[Excerpt from a dataset]
= = =

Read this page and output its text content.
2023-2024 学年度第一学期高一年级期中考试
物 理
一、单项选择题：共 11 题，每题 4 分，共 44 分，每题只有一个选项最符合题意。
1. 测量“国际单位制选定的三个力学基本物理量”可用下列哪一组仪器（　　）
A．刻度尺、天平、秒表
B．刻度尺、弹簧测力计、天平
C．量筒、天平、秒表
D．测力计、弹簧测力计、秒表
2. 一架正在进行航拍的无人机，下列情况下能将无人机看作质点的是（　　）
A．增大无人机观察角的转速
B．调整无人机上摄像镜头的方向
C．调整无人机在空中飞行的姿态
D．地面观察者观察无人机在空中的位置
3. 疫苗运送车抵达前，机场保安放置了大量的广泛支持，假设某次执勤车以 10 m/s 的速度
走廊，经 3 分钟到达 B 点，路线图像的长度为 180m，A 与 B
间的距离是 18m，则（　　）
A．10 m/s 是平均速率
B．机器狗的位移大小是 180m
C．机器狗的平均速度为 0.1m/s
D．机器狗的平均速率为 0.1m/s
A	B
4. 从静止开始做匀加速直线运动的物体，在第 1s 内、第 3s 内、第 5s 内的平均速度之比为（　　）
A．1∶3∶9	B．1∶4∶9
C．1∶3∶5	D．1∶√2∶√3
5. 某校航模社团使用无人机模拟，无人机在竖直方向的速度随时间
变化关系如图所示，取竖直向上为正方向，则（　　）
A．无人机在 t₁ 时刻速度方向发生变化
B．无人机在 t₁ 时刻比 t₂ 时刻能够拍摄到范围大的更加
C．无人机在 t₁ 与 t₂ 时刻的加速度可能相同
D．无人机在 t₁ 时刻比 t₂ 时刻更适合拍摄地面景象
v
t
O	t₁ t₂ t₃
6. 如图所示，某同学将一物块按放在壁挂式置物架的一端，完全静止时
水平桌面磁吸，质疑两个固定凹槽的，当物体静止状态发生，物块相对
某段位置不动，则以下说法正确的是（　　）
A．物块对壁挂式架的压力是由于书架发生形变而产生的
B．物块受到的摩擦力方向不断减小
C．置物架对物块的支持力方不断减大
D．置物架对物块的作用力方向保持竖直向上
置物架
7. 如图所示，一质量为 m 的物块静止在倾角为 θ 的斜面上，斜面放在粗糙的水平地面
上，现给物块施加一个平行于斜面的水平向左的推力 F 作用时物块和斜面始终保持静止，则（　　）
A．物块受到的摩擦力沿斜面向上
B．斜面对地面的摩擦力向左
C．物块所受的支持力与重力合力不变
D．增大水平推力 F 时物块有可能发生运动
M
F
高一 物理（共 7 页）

= = =

> WHAT TO PRODUCE:
Restate all of the entries above precisely.

> RESPONSE TO THIS EXERCISE:
Read this page and output its text content.
2023-2024 学年度第一学期高一年级期中考试
物 理
一、单项选择题：共 11 题，每题 4 分，共 44 分，每题只有一个选项最符合题意。
1. 测量“国际单位制选定的三个力学基本物理量”可用下列哪一组仪器（　　）
A．刻度尺、天平、秒表
B．刻度尺、弹簧测力计、天平
C．量筒、天平、秒表
D．测力计、弹簧测力计、秒表
2. 一架正在进行航拍的无人机，下列情况下能将无人机看作质点的是（　　）
A．增大无人机观察角的转速
B．调整无人机上摄像镜头的方向
C．调整无人机在空中飞行的姿态
D．地面观察者观察无人机在空中的位置
3. 疫苗运送车抵达前，机场保安放置了大量的广泛支持，假设某次执勤车以 10 m/s 的速度
走廊，经 3 分钟到达 B 点，路线图像的长度为 180m，A 与 B
间的距离是 18m，则（　　）
A．10 m/s 是平均速率
B．机器狗的位移大小是 180m
C．机器狗的平均速度为 0.1m/s
D．机器狗的平均速率为 0.1m/s
A	B
4. 从静止开始做匀加速直线运动的物体，在第 1s 内、第 3s 内、第 5s 内的平均速度之比为（　　）
A．1∶3∶9	B．1∶4∶9
C．1∶3∶5	D．1∶√2∶√3
5. 某校航模社团使用无人机模拟，无人机在竖直方向的速度随时间
变化关系如图所示，取竖直向上为正方向，则（　　）
A．无人机在 t₁ 时刻速度方向发生变化
B．无人机在 t₁ 时刻比 t₂ 时刻能够拍摄到范围大的更加
C．无人机在 t₁ 与 t₂ 时刻的加速度可能相同
D．无人机在 t₁ 时刻比 t₂ 时刻更适合拍摄地面景象
v
t
O	t₁ t₂ t₃
6. 如图所示，某同学将一物块按放在壁挂式置物架的一端，完全静止时
水平桌面磁吸，质疑两个固定凹槽的，当物体静止状态发生，物块相对
某段位置不动，则以下说法正确的是（　　）
A．物块对壁挂式架的压力是由于书架发生形变而产生的
B．物块受到的摩擦力方向不断减小
C．置物架对物块的支持力方不断减大
D．置物架对物块的作用力方向保持竖直向上
置物架
7. 如图所示，一质量为 m 的物块静止在倾角为 θ 的斜面上，斜面放在粗糙的水平地面
上，现给物块施加一个平行于斜面的水平向左的推力 F 作用时物块和斜面始终保持静止，则（　　）
A．物块受到的摩擦力沿斜面向上
B．斜面对地面的摩擦力向左
C．物块所受的支持力与重力合力不变
D．增大水平推力 F 时物块有可能发生运动
M
F
高一 物理（共 7 页）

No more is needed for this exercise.